** START **

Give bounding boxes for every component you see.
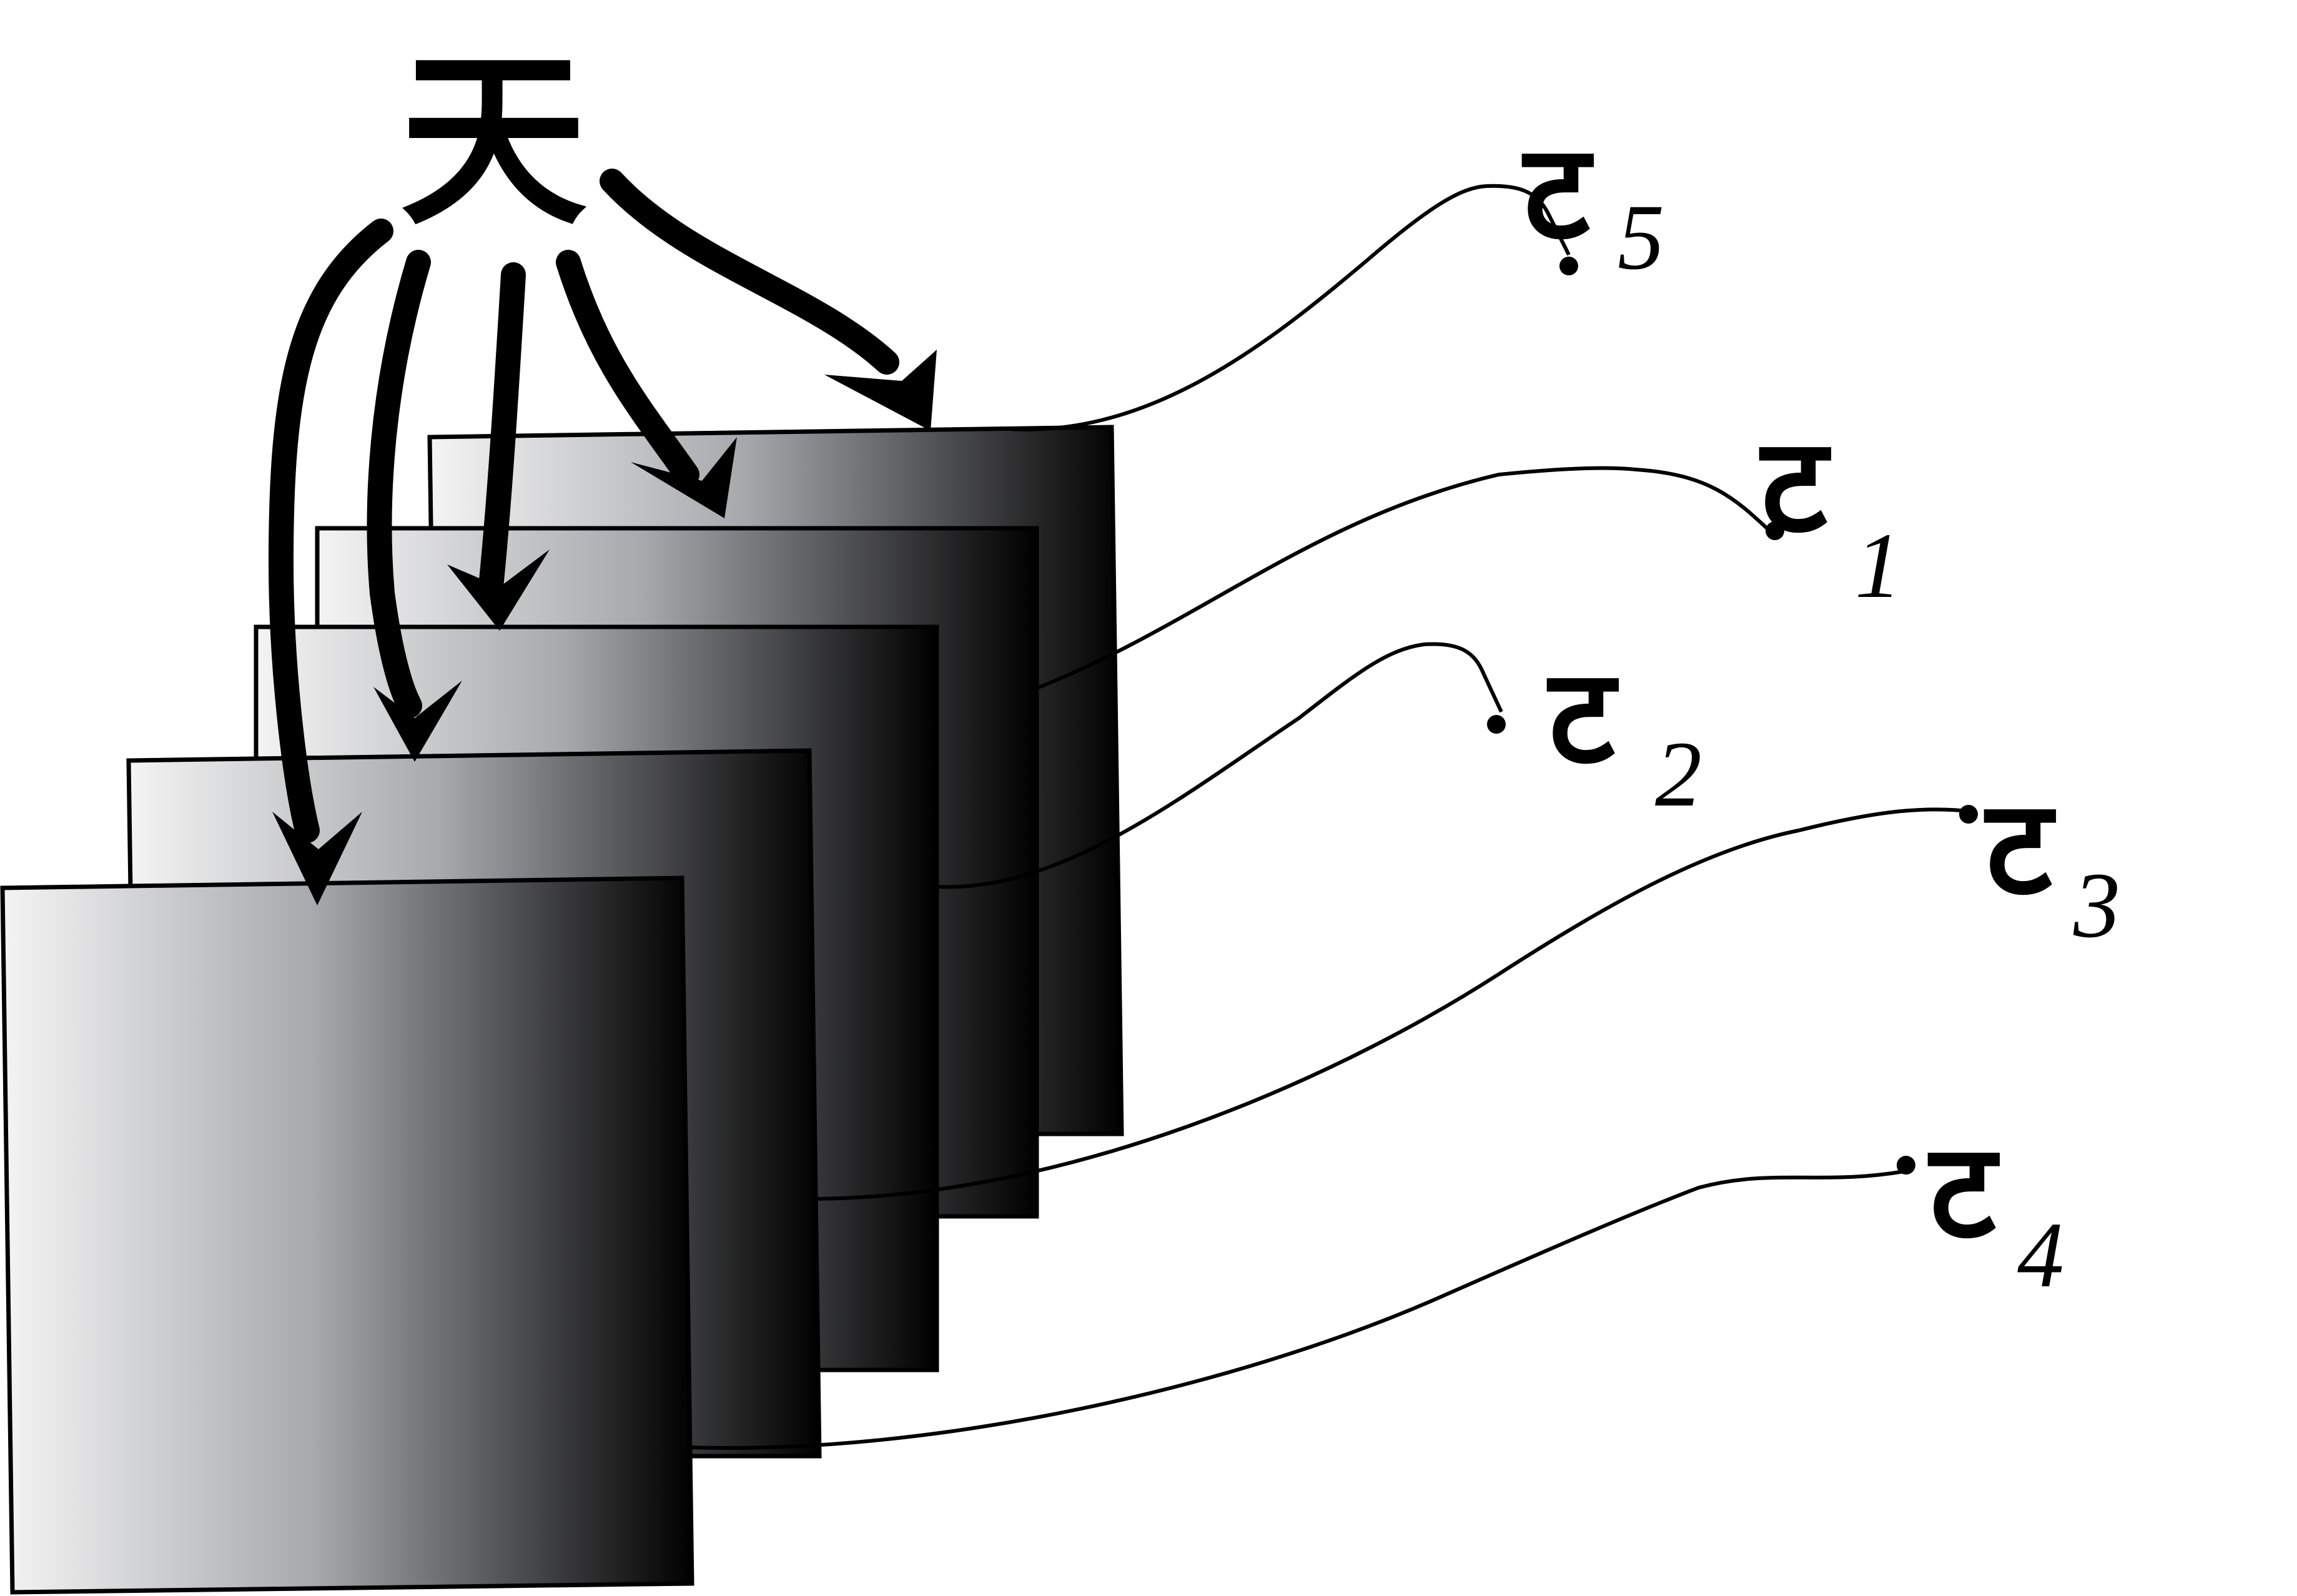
label-1-glyph: ट bbox=[1759, 408, 1832, 562]
label-2-subscript: 2 bbox=[1655, 722, 1702, 826]
leader-line-1 bbox=[1035, 466, 1776, 690]
label-4-glyph: ट bbox=[1927, 1113, 2000, 1268]
leader-dot-4 bbox=[1897, 1156, 1915, 1175]
leader-dot-5 bbox=[1559, 257, 1578, 275]
leader-dot-1 bbox=[1766, 521, 1784, 540]
leader-line-2 bbox=[936, 642, 1503, 889]
leader-dot-2 bbox=[1487, 715, 1506, 734]
label-1-subscript: 1 bbox=[1855, 514, 1902, 618]
arrow-to-panel-5 bbox=[600, 169, 937, 431]
label-4-subscript: 4 bbox=[2017, 1203, 2064, 1307]
label-5-subscript: 5 bbox=[1618, 185, 1664, 289]
label-layer-3: ट 3 bbox=[1983, 770, 2120, 957]
arrow-to-panel-2 bbox=[367, 250, 462, 762]
label-5-glyph: ट bbox=[1521, 114, 1594, 268]
label-layer-2: ट 2 bbox=[1546, 639, 1702, 826]
label-2-glyph: ट bbox=[1546, 639, 1619, 793]
arrow-to-panel-1 bbox=[268, 219, 393, 905]
arrow-to-panel-3 bbox=[447, 262, 550, 631]
label-3-subscript: 3 bbox=[2073, 854, 2120, 957]
frame-panel-1 bbox=[0, 875, 694, 1595]
label-layer-5: ट 5 bbox=[1521, 114, 1664, 289]
label-layer-1: ट 1 bbox=[1759, 408, 1902, 618]
leader-line-4 bbox=[691, 1168, 1912, 1450]
source-glyph: 天 bbox=[400, 30, 587, 250]
label-3-glyph: ट bbox=[1983, 770, 2057, 924]
leader-line-3 bbox=[816, 807, 1974, 1201]
leader-line-5 bbox=[999, 184, 1571, 431]
label-layer-4: ट 4 bbox=[1927, 1113, 2064, 1307]
leader-dot-3 bbox=[1959, 805, 1978, 824]
arrow-to-panel-4 bbox=[556, 250, 737, 518]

** END **

> SET TASK:
Reproduce every line of the item above verbatim, leaving out the picture.

> THE OUTPUT:
Give bounding boxes for every component you see.
label-1-glyph: ट bbox=[1759, 408, 1832, 562]
label-2-subscript: 2 bbox=[1655, 722, 1702, 826]
leader-line-1 bbox=[1035, 466, 1776, 690]
label-4-glyph: ट bbox=[1927, 1113, 2000, 1268]
leader-dot-4 bbox=[1897, 1156, 1915, 1175]
leader-dot-5 bbox=[1559, 257, 1578, 275]
leader-dot-1 bbox=[1766, 521, 1784, 540]
leader-line-2 bbox=[936, 642, 1503, 889]
leader-dot-2 bbox=[1487, 715, 1506, 734]
label-1-subscript: 1 bbox=[1855, 514, 1902, 618]
arrow-to-panel-5 bbox=[600, 169, 937, 431]
label-4-subscript: 4 bbox=[2017, 1203, 2064, 1307]
label-5-subscript: 5 bbox=[1618, 185, 1664, 289]
label-layer-3: ट 3 bbox=[1983, 770, 2120, 957]
arrow-to-panel-2 bbox=[367, 250, 462, 762]
label-5-glyph: ट bbox=[1521, 114, 1594, 268]
label-layer-2: ट 2 bbox=[1546, 639, 1702, 826]
label-2-glyph: ट bbox=[1546, 639, 1619, 793]
arrow-to-panel-1 bbox=[268, 219, 393, 905]
arrow-to-panel-3 bbox=[447, 262, 550, 631]
label-3-subscript: 3 bbox=[2073, 854, 2120, 957]
frame-panel-1 bbox=[0, 875, 694, 1595]
label-layer-5: ट 5 bbox=[1521, 114, 1664, 289]
label-layer-1: ट 1 bbox=[1759, 408, 1902, 618]
leader-line-4 bbox=[691, 1168, 1912, 1450]
source-glyph: 天 bbox=[400, 30, 587, 250]
label-3-glyph: ट bbox=[1983, 770, 2057, 924]
leader-line-3 bbox=[816, 807, 1974, 1201]
leader-line-5 bbox=[999, 184, 1571, 431]
label-layer-4: ट 4 bbox=[1927, 1113, 2064, 1307]
leader-dot-3 bbox=[1959, 805, 1978, 824]
arrow-to-panel-4 bbox=[556, 250, 737, 518]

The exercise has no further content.